Rows from a figure dataset:
* * * * * * *

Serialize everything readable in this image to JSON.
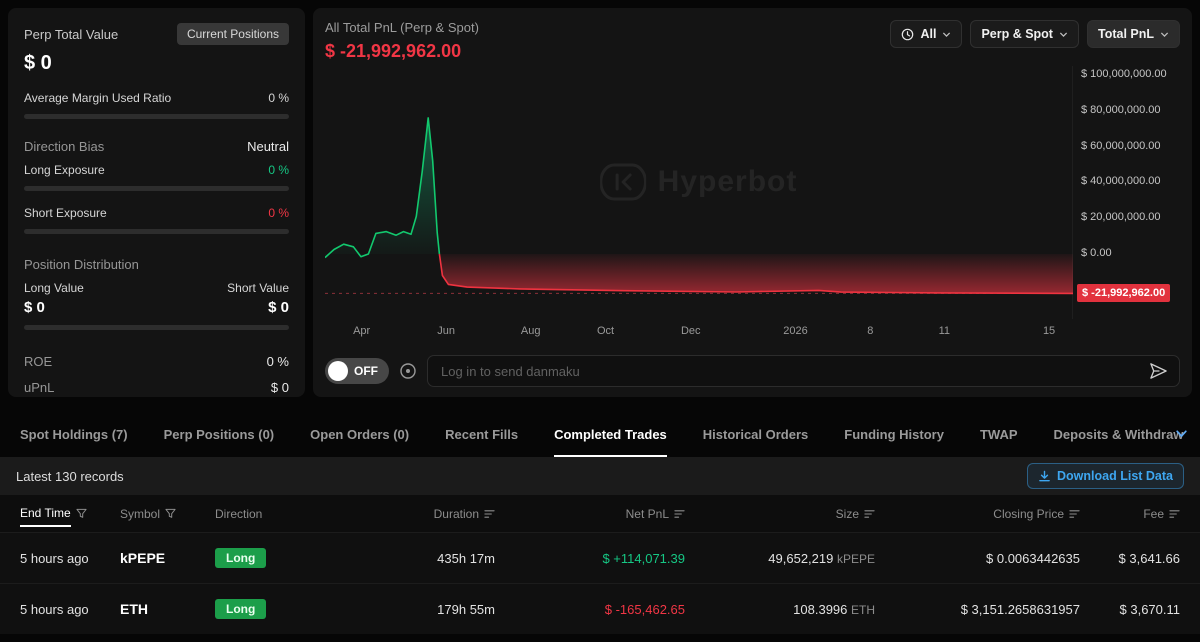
{
  "colors": {
    "green": "#16c784",
    "red": "#f13645",
    "accent_blue": "#3ea6f0",
    "badge_red": "#e2323e",
    "badge_green": "#1c9e4a"
  },
  "left_panel": {
    "title": "Perp Total Value",
    "current_positions_button": "Current Positions",
    "total_value": "$ 0",
    "avg_margin_label": "Average Margin Used Ratio",
    "avg_margin_value": "0 %",
    "direction_bias_label": "Direction Bias",
    "direction_bias_value": "Neutral",
    "long_exposure_label": "Long Exposure",
    "long_exposure_value": "0 %",
    "short_exposure_label": "Short Exposure",
    "short_exposure_value": "0 %",
    "position_distribution_label": "Position Distribution",
    "long_value_label": "Long Value",
    "short_value_label": "Short Value",
    "long_value": "$ 0",
    "short_value": "$ 0",
    "roe_label": "ROE",
    "roe_value": "0 %",
    "upnl_label": "uPnL",
    "upnl_value": "$ 0"
  },
  "pnl_panel": {
    "title": "All Total PnL (Perp & Spot)",
    "value": "$ -21,992,962.00",
    "time_filter": "All",
    "scope_filter": "Perp & Spot",
    "metric_filter": "Total PnL",
    "watermark": "Hyperbot",
    "danmaku_toggle": "OFF",
    "danmaku_placeholder": "Log in to send danmaku"
  },
  "chart_data": {
    "type": "area",
    "title": "All Total PnL (Perp & Spot)",
    "grid": false,
    "legend": "none",
    "current_value": -21992962,
    "current_value_label": "$ -21,992,962.00",
    "y_ticks": [
      "$ 100,000,000.00",
      "$ 80,000,000.00",
      "$ 60,000,000.00",
      "$ 40,000,000.00",
      "$ 20,000,000.00",
      "$ 0.00"
    ],
    "y_tick_values": [
      100000000,
      80000000,
      60000000,
      40000000,
      20000000,
      0
    ],
    "x_ticks": [
      "Apr",
      "Jun",
      "Aug",
      "Oct",
      "Dec",
      "2026",
      "8",
      "11",
      "15"
    ],
    "ylim": [
      -36300000,
      105000000
    ],
    "series": [
      {
        "name": "Total PnL",
        "red_from_index": 16,
        "points": [
          [
            0.0,
            -2000000
          ],
          [
            0.012,
            2500000
          ],
          [
            0.025,
            5500000
          ],
          [
            0.038,
            4000000
          ],
          [
            0.048,
            -1500000
          ],
          [
            0.058,
            0
          ],
          [
            0.068,
            11500000
          ],
          [
            0.082,
            12500000
          ],
          [
            0.095,
            10500000
          ],
          [
            0.105,
            12500000
          ],
          [
            0.115,
            11000000
          ],
          [
            0.122,
            21000000
          ],
          [
            0.13,
            46000000
          ],
          [
            0.138,
            76000000
          ],
          [
            0.144,
            52000000
          ],
          [
            0.15,
            12000000
          ],
          [
            0.153,
            0
          ],
          [
            0.157,
            -12000000
          ],
          [
            0.165,
            -17000000
          ],
          [
            0.19,
            -18500000
          ],
          [
            0.26,
            -19500000
          ],
          [
            0.4,
            -20500000
          ],
          [
            0.55,
            -21200000
          ],
          [
            0.66,
            -20300000
          ],
          [
            0.69,
            -21300000
          ],
          [
            0.82,
            -21700000
          ],
          [
            1.0,
            -22000000
          ]
        ]
      }
    ]
  },
  "tabs": {
    "items": [
      {
        "label": "Spot Holdings (7)",
        "active": false
      },
      {
        "label": "Perp Positions (0)",
        "active": false
      },
      {
        "label": "Open Orders (0)",
        "active": false
      },
      {
        "label": "Recent Fills",
        "active": false
      },
      {
        "label": "Completed Trades",
        "active": true
      },
      {
        "label": "Historical Orders",
        "active": false
      },
      {
        "label": "Funding History",
        "active": false
      },
      {
        "label": "TWAP",
        "active": false
      },
      {
        "label": "Deposits & Withdraw",
        "active": false
      }
    ]
  },
  "records_bar": {
    "label": "Latest 130 records",
    "download_label": "Download List Data"
  },
  "table": {
    "columns": [
      {
        "label": "End Time",
        "icon": "filter",
        "align": "left",
        "active": true
      },
      {
        "label": "Symbol",
        "icon": "filter",
        "align": "left",
        "active": false
      },
      {
        "label": "Direction",
        "icon": "",
        "align": "left",
        "active": false
      },
      {
        "label": "Duration",
        "icon": "sort",
        "align": "right",
        "active": false
      },
      {
        "label": "Net PnL",
        "icon": "sort",
        "align": "right",
        "active": false
      },
      {
        "label": "Size",
        "icon": "sort",
        "align": "right",
        "active": false
      },
      {
        "label": "Closing Price",
        "icon": "sort",
        "align": "right",
        "active": false
      },
      {
        "label": "Fee",
        "icon": "sort",
        "align": "right",
        "active": false
      }
    ],
    "rows": [
      {
        "end_time": "5 hours ago",
        "symbol": "kPEPE",
        "direction": "Long",
        "duration": "435h 17m",
        "net_pnl": "$ +114,071.39",
        "pnl_positive": true,
        "size": "49,652,219",
        "size_unit": "kPEPE",
        "closing_price": "$ 0.0063442635",
        "fee": "$ 3,641.66"
      },
      {
        "end_time": "5 hours ago",
        "symbol": "ETH",
        "direction": "Long",
        "duration": "179h 55m",
        "net_pnl": "$ -165,462.65",
        "pnl_positive": false,
        "size": "108.3996",
        "size_unit": "ETH",
        "closing_price": "$ 3,151.2658631957",
        "fee": "$ 3,670.11"
      }
    ]
  }
}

* * * * * * *

## [Your objective]
Every record must be copied exactly, with images dropped from the result.

## [Full output]
Serialize everything readable in this image to JSON.
{
  "colors": {
    "green": "#16c784",
    "red": "#f13645",
    "accent_blue": "#3ea6f0",
    "badge_red": "#e2323e",
    "badge_green": "#1c9e4a"
  },
  "left_panel": {
    "title": "Perp Total Value",
    "current_positions_button": "Current Positions",
    "total_value": "$ 0",
    "avg_margin_label": "Average Margin Used Ratio",
    "avg_margin_value": "0 %",
    "direction_bias_label": "Direction Bias",
    "direction_bias_value": "Neutral",
    "long_exposure_label": "Long Exposure",
    "long_exposure_value": "0 %",
    "short_exposure_label": "Short Exposure",
    "short_exposure_value": "0 %",
    "position_distribution_label": "Position Distribution",
    "long_value_label": "Long Value",
    "short_value_label": "Short Value",
    "long_value": "$ 0",
    "short_value": "$ 0",
    "roe_label": "ROE",
    "roe_value": "0 %",
    "upnl_label": "uPnL",
    "upnl_value": "$ 0"
  },
  "pnl_panel": {
    "title": "All Total PnL (Perp & Spot)",
    "value": "$ -21,992,962.00",
    "time_filter": "All",
    "scope_filter": "Perp & Spot",
    "metric_filter": "Total PnL",
    "watermark": "Hyperbot",
    "danmaku_toggle": "OFF",
    "danmaku_placeholder": "Log in to send danmaku"
  },
  "chart_data": {
    "type": "area",
    "title": "All Total PnL (Perp & Spot)",
    "grid": false,
    "legend": "none",
    "current_value": -21992962,
    "current_value_label": "$ -21,992,962.00",
    "y_ticks": [
      "$ 100,000,000.00",
      "$ 80,000,000.00",
      "$ 60,000,000.00",
      "$ 40,000,000.00",
      "$ 20,000,000.00",
      "$ 0.00"
    ],
    "y_tick_values": [
      100000000,
      80000000,
      60000000,
      40000000,
      20000000,
      0
    ],
    "x_ticks": [
      "Apr",
      "Jun",
      "Aug",
      "Oct",
      "Dec",
      "2026",
      "8",
      "11",
      "15"
    ],
    "ylim": [
      -36300000,
      105000000
    ],
    "series": [
      {
        "name": "Total PnL",
        "red_from_index": 16,
        "points": [
          [
            0.0,
            -2000000
          ],
          [
            0.012,
            2500000
          ],
          [
            0.025,
            5500000
          ],
          [
            0.038,
            4000000
          ],
          [
            0.048,
            -1500000
          ],
          [
            0.058,
            0
          ],
          [
            0.068,
            11500000
          ],
          [
            0.082,
            12500000
          ],
          [
            0.095,
            10500000
          ],
          [
            0.105,
            12500000
          ],
          [
            0.115,
            11000000
          ],
          [
            0.122,
            21000000
          ],
          [
            0.13,
            46000000
          ],
          [
            0.138,
            76000000
          ],
          [
            0.144,
            52000000
          ],
          [
            0.15,
            12000000
          ],
          [
            0.153,
            0
          ],
          [
            0.157,
            -12000000
          ],
          [
            0.165,
            -17000000
          ],
          [
            0.19,
            -18500000
          ],
          [
            0.26,
            -19500000
          ],
          [
            0.4,
            -20500000
          ],
          [
            0.55,
            -21200000
          ],
          [
            0.66,
            -20300000
          ],
          [
            0.69,
            -21300000
          ],
          [
            0.82,
            -21700000
          ],
          [
            1.0,
            -22000000
          ]
        ]
      }
    ]
  },
  "tabs": {
    "items": [
      {
        "label": "Spot Holdings (7)",
        "active": false
      },
      {
        "label": "Perp Positions (0)",
        "active": false
      },
      {
        "label": "Open Orders (0)",
        "active": false
      },
      {
        "label": "Recent Fills",
        "active": false
      },
      {
        "label": "Completed Trades",
        "active": true
      },
      {
        "label": "Historical Orders",
        "active": false
      },
      {
        "label": "Funding History",
        "active": false
      },
      {
        "label": "TWAP",
        "active": false
      },
      {
        "label": "Deposits & Withdraw",
        "active": false
      }
    ]
  },
  "records_bar": {
    "label": "Latest 130 records",
    "download_label": "Download List Data"
  },
  "table": {
    "columns": [
      {
        "label": "End Time",
        "icon": "filter",
        "align": "left",
        "active": true
      },
      {
        "label": "Symbol",
        "icon": "filter",
        "align": "left",
        "active": false
      },
      {
        "label": "Direction",
        "icon": "",
        "align": "left",
        "active": false
      },
      {
        "label": "Duration",
        "icon": "sort",
        "align": "right",
        "active": false
      },
      {
        "label": "Net PnL",
        "icon": "sort",
        "align": "right",
        "active": false
      },
      {
        "label": "Size",
        "icon": "sort",
        "align": "right",
        "active": false
      },
      {
        "label": "Closing Price",
        "icon": "sort",
        "align": "right",
        "active": false
      },
      {
        "label": "Fee",
        "icon": "sort",
        "align": "right",
        "active": false
      }
    ],
    "rows": [
      {
        "end_time": "5 hours ago",
        "symbol": "kPEPE",
        "direction": "Long",
        "duration": "435h 17m",
        "net_pnl": "$ +114,071.39",
        "pnl_positive": true,
        "size": "49,652,219",
        "size_unit": "kPEPE",
        "closing_price": "$ 0.0063442635",
        "fee": "$ 3,641.66"
      },
      {
        "end_time": "5 hours ago",
        "symbol": "ETH",
        "direction": "Long",
        "duration": "179h 55m",
        "net_pnl": "$ -165,462.65",
        "pnl_positive": false,
        "size": "108.3996",
        "size_unit": "ETH",
        "closing_price": "$ 3,151.2658631957",
        "fee": "$ 3,670.11"
      }
    ]
  }
}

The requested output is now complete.